**SET EXERCISE**
Reproduce every line of the material below word for word, leaving out the pictures.

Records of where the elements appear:
§ §

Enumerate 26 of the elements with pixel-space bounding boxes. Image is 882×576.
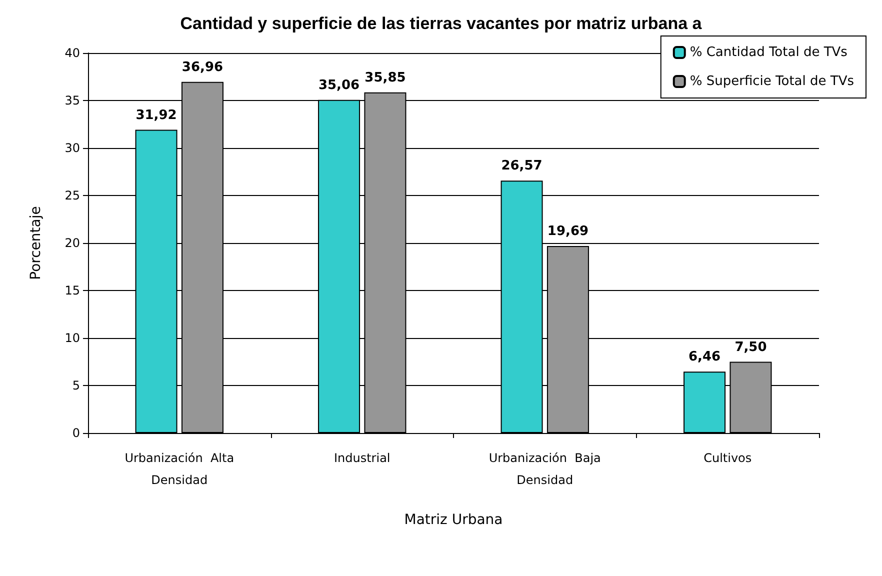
- data-label: 36,96: [182, 60, 224, 75]
- y-tick-label: 15: [64, 284, 80, 298]
- y-tick-label: 5: [72, 378, 80, 392]
- x-tick-label: Industrial: [334, 451, 390, 465]
- legend-label: % Superficie Total de TVs: [690, 74, 854, 89]
- y-tick-label: 0: [72, 426, 80, 440]
- y-tick-label: 20: [64, 236, 80, 250]
- y-tick-label: 35: [64, 94, 80, 108]
- data-label: 26,57: [501, 158, 542, 174]
- x-tick-label: Urbanización Baja Densidad: [488, 451, 601, 487]
- y-tick-label: 10: [64, 331, 80, 345]
- data-label: 7,50: [734, 340, 767, 355]
- data-label: 6,46: [688, 350, 721, 365]
- y-axis-title: Porcentaje: [28, 206, 44, 280]
- x-tick-label: Cultivos: [704, 451, 752, 465]
- y-tick-label: 40: [64, 46, 80, 60]
- y-tick-label: 30: [64, 141, 80, 155]
- chart-title: Cantidad y superficie de las tierras vacantes por matriz urbana a: [180, 14, 702, 33]
- legend-label: % Cantidad Total de TVs: [690, 45, 848, 60]
- x-tick-label: Urbanización Alta Densidad: [124, 451, 234, 487]
- data-label: 35,85: [364, 70, 406, 86]
- data-label: 31,92: [136, 108, 177, 123]
- y-tick-label: 25: [64, 188, 80, 202]
- x-axis-title: Matriz Urbana: [404, 512, 503, 528]
- data-label: 35,06: [318, 78, 360, 93]
- data-label: 19,69: [547, 224, 589, 239]
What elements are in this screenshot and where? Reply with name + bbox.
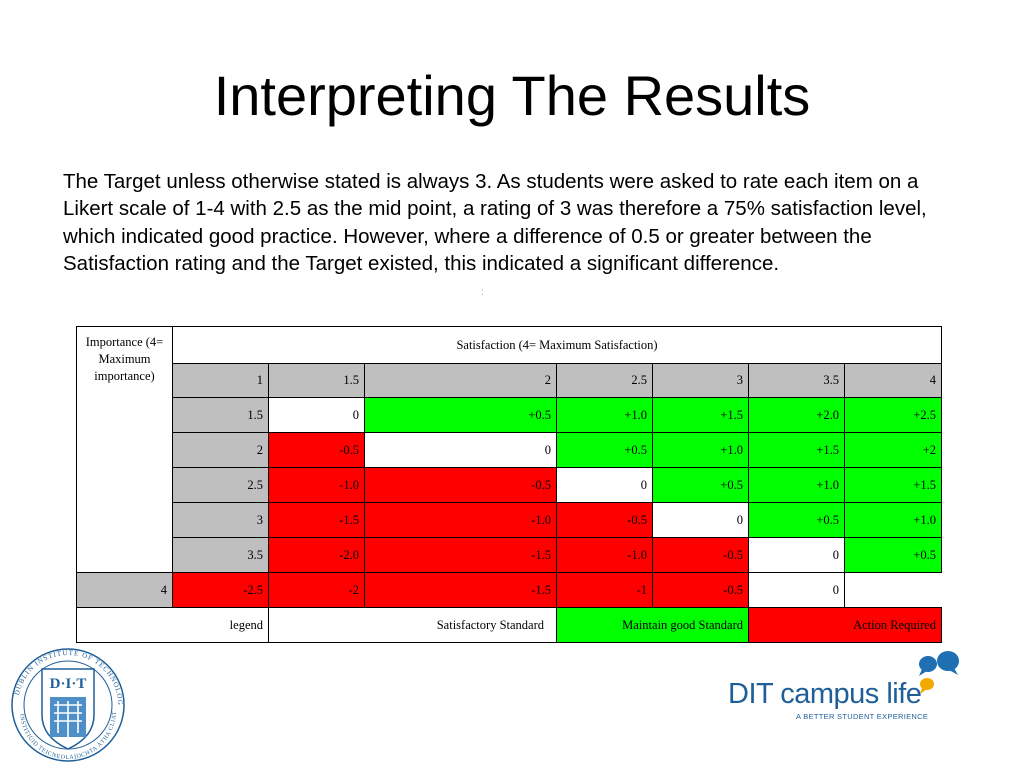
table-cell: +0.5: [364, 397, 557, 433]
column-header: 2: [364, 363, 557, 398]
campus-life-name: DIT campus life: [728, 678, 922, 710]
table-row: 2.5 -1.0 -0.5 0 +0.5 +1.0 +1.5: [77, 467, 943, 503]
row-header: 2.5: [172, 467, 269, 503]
row-header: 2: [172, 432, 269, 468]
table-cell: -2.0: [268, 537, 365, 573]
results-matrix-table: Importance (4= Maximum importance) Satis…: [76, 326, 943, 643]
table-cell: 0: [364, 432, 557, 468]
column-header: 3.5: [748, 363, 845, 398]
row-header: 4: [76, 572, 173, 608]
table-cell: -0.5: [556, 502, 653, 538]
table-cell: -1.0: [364, 502, 557, 538]
row-header: 3: [172, 502, 269, 538]
table-row: 3 -1.5 -1.0 -0.5 0 +0.5 +1.0: [77, 502, 943, 538]
table-cell: -1.0: [268, 467, 365, 503]
column-header: 2.5: [556, 363, 653, 398]
table-cell: +0.5: [556, 432, 653, 468]
table-cell: -1.5: [364, 537, 557, 573]
table-cell: +2.5: [843, 397, 943, 433]
satisfaction-header: Satisfaction (4= Maximum Satisfaction): [171, 326, 943, 364]
table-cell: -0.5: [364, 467, 557, 503]
table-cell: 0: [748, 572, 845, 608]
table-cell: +1.0: [843, 502, 943, 538]
importance-header: Importance (4= Maximum importance): [76, 326, 173, 573]
stray-mark: :: [481, 287, 484, 298]
legend-maintain: Maintain good Standard: [556, 607, 749, 643]
column-header: 1.5: [268, 363, 365, 398]
campus-life-tagline: A BETTER STUDENT EXPERIENCE: [796, 712, 929, 721]
svg-text:D·I·T: D·I·T: [50, 676, 87, 692]
table-cell: +2.0: [748, 397, 845, 433]
table-row: 3.5 -2.0 -1.5 -1.0 -0.5 0 +0.5: [77, 537, 943, 573]
table-row: 1.5 0 +0.5 +1.0 +1.5 +2.0 +2.5: [77, 397, 943, 433]
column-header: 1: [172, 363, 269, 398]
legend-satisfactory: Satisfactory Standard: [268, 607, 557, 643]
table-cell: +2: [843, 432, 943, 468]
table-cell: +1.5: [748, 432, 845, 468]
table-cell: +0.5: [843, 537, 943, 573]
table-cell: +1.0: [652, 432, 749, 468]
table-cell: 0: [748, 537, 845, 573]
table-cell: -0.5: [268, 432, 365, 468]
table-cell: -2: [268, 572, 365, 608]
table-cell: +1.0: [556, 397, 653, 433]
table-cell: -2.5: [172, 572, 269, 608]
table-cell: -1.0: [556, 537, 653, 573]
table-row: 4 -2.5 -2 -1.5 -1 -0.5 0: [76, 572, 942, 608]
legend-label: legend: [76, 607, 269, 643]
row-header: 1.5: [172, 397, 269, 433]
table-cell: -1: [556, 572, 653, 608]
table-cell: 0: [652, 502, 749, 538]
campus-life-logo: DIT campus life A BETTER STUDENT EXPERIE…: [728, 648, 968, 728]
table-cell: -1.5: [268, 502, 365, 538]
table-cell: +1.5: [843, 467, 943, 503]
dit-crest-icon: DUBLIN INSTITUTE OF TECHNOLOGY INSTITIÚI…: [3, 639, 131, 765]
speech-bubbles-icon: [919, 651, 959, 694]
table-cell: 0: [556, 467, 653, 503]
legend-row: legend Satisfactory Standard Maintain go…: [76, 607, 943, 643]
table-row: 2 -0.5 0 +0.5 +1.0 +1.5 +2: [77, 432, 943, 468]
table-cell: -0.5: [652, 572, 749, 608]
slide-body-text: The Target unless otherwise stated is al…: [63, 170, 927, 276]
table-cell: 0: [268, 397, 365, 433]
legend-action: Action Required: [747, 607, 943, 643]
table-cell: -0.5: [652, 537, 749, 573]
table-cell: +1.0: [748, 467, 845, 503]
row-header: 3.5: [172, 537, 269, 573]
table-cell: +1.5: [652, 397, 749, 433]
column-header: 4: [843, 363, 943, 398]
table-cell: -1.5: [364, 572, 557, 608]
table-cell: +0.5: [748, 502, 845, 538]
slide-title: Interpreting The Results: [213, 64, 811, 127]
table-cell: +0.5: [652, 467, 749, 503]
column-header: 3: [652, 363, 749, 398]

§ §

**FULL ANSWER**
Enumerate 26 of the elements with pixel-space bounding boxes. Image is 882×576.
- data-label: 36,96: [182, 60, 224, 75]
- y-tick-label: 15: [64, 284, 80, 298]
- y-tick-label: 5: [72, 378, 80, 392]
- x-tick-label: Industrial: [334, 451, 390, 465]
- legend-label: % Superficie Total de TVs: [690, 74, 854, 89]
- y-tick-label: 0: [72, 426, 80, 440]
- y-tick-label: 20: [64, 236, 80, 250]
- y-tick-label: 35: [64, 94, 80, 108]
- data-label: 26,57: [501, 158, 542, 174]
- x-tick-label: Urbanización Baja Densidad: [488, 451, 601, 487]
- y-tick-label: 10: [64, 331, 80, 345]
- data-label: 7,50: [734, 340, 767, 355]
- data-label: 6,46: [688, 350, 721, 365]
- y-axis-title: Porcentaje: [28, 206, 44, 280]
- x-tick-label: Cultivos: [704, 451, 752, 465]
- y-tick-label: 40: [64, 46, 80, 60]
- y-tick-label: 30: [64, 141, 80, 155]
- chart-title: Cantidad y superficie de las tierras vacantes por matriz urbana a: [180, 14, 702, 33]
- legend-label: % Cantidad Total de TVs: [690, 45, 848, 60]
- x-tick-label: Urbanización Alta Densidad: [124, 451, 234, 487]
- data-label: 35,85: [364, 70, 406, 86]
- data-label: 31,92: [136, 108, 177, 123]
- y-tick-label: 25: [64, 188, 80, 202]
- x-axis-title: Matriz Urbana: [404, 512, 503, 528]
- data-label: 35,06: [318, 78, 360, 93]
- data-label: 19,69: [547, 224, 589, 239]
What elements are in this screenshot and where? Reply with name + bbox.
table-cell: +0.5: [364, 397, 557, 433]
column-header: 2: [364, 363, 557, 398]
campus-life-name: DIT campus life: [728, 678, 922, 710]
table-row: 2.5 -1.0 -0.5 0 +0.5 +1.0 +1.5: [77, 467, 943, 503]
row-header: 2.5: [172, 467, 269, 503]
row-header: 2: [172, 432, 269, 468]
table-cell: -2.0: [268, 537, 365, 573]
results-matrix-table: Importance (4= Maximum importance) Satis…: [76, 326, 943, 643]
table-cell: 0: [364, 432, 557, 468]
column-header: 3.5: [748, 363, 845, 398]
row-header: 4: [76, 572, 173, 608]
table-cell: -0.5: [556, 502, 653, 538]
table-cell: -1.0: [364, 502, 557, 538]
row-header: 3: [172, 502, 269, 538]
table-row: 3 -1.5 -1.0 -0.5 0 +0.5 +1.0: [77, 502, 943, 538]
table-cell: -1.0: [268, 467, 365, 503]
column-header: 2.5: [556, 363, 653, 398]
table-cell: +0.5: [556, 432, 653, 468]
table-cell: -1.5: [364, 537, 557, 573]
table-cell: +2.5: [843, 397, 943, 433]
satisfaction-header: Satisfaction (4= Maximum Satisfaction): [171, 326, 943, 364]
table-cell: -0.5: [364, 467, 557, 503]
table-cell: 0: [748, 572, 845, 608]
table-cell: +1.0: [843, 502, 943, 538]
importance-header: Importance (4= Maximum importance): [76, 326, 173, 573]
stray-mark: :: [481, 287, 484, 298]
legend-maintain: Maintain good Standard: [556, 607, 749, 643]
column-header: 1.5: [268, 363, 365, 398]
campus-life-tagline: A BETTER STUDENT EXPERIENCE: [796, 712, 929, 721]
svg-text:D·I·T: D·I·T: [50, 676, 87, 692]
table-cell: +2.0: [748, 397, 845, 433]
table-row: 3.5 -2.0 -1.5 -1.0 -0.5 0 +0.5: [77, 537, 943, 573]
table-row: 1.5 0 +0.5 +1.0 +1.5 +2.0 +2.5: [77, 397, 943, 433]
column-header: 1: [172, 363, 269, 398]
legend-satisfactory: Satisfactory Standard: [268, 607, 557, 643]
table-cell: +2: [843, 432, 943, 468]
table-cell: +1.5: [748, 432, 845, 468]
table-cell: +0.5: [843, 537, 943, 573]
table-cell: +1.0: [652, 432, 749, 468]
table-cell: 0: [748, 537, 845, 573]
table-cell: -0.5: [268, 432, 365, 468]
table-cell: -2: [268, 572, 365, 608]
table-cell: +1.0: [556, 397, 653, 433]
table-cell: -2.5: [172, 572, 269, 608]
table-cell: -1.0: [556, 537, 653, 573]
table-row: 4 -2.5 -2 -1.5 -1 -0.5 0: [76, 572, 942, 608]
legend-label: legend: [76, 607, 269, 643]
row-header: 1.5: [172, 397, 269, 433]
table-cell: -1: [556, 572, 653, 608]
table-cell: 0: [652, 502, 749, 538]
campus-life-logo: DIT campus life A BETTER STUDENT EXPERIE…: [728, 648, 968, 728]
table-cell: -1.5: [268, 502, 365, 538]
table-cell: +1.5: [843, 467, 943, 503]
dit-crest-icon: DUBLIN INSTITUTE OF TECHNOLOGY INSTITIÚI…: [3, 639, 131, 765]
speech-bubbles-icon: [919, 651, 959, 694]
table-cell: 0: [556, 467, 653, 503]
legend-row: legend Satisfactory Standard Maintain go…: [76, 607, 943, 643]
table-row: 2 -0.5 0 +0.5 +1.0 +1.5 +2: [77, 432, 943, 468]
table-cell: -0.5: [652, 572, 749, 608]
slide-body-text: The Target unless otherwise stated is al…: [63, 170, 927, 276]
table-cell: 0: [268, 397, 365, 433]
legend-action: Action Required: [747, 607, 943, 643]
table-cell: -0.5: [652, 537, 749, 573]
table-cell: +1.0: [748, 467, 845, 503]
row-header: 3.5: [172, 537, 269, 573]
table-cell: +1.5: [652, 397, 749, 433]
column-header: 4: [843, 363, 943, 398]
table-cell: -1.5: [364, 572, 557, 608]
table-cell: +0.5: [748, 502, 845, 538]
slide-title: Interpreting The Results: [213, 64, 811, 127]
table-cell: +0.5: [652, 467, 749, 503]
column-header: 3: [652, 363, 749, 398]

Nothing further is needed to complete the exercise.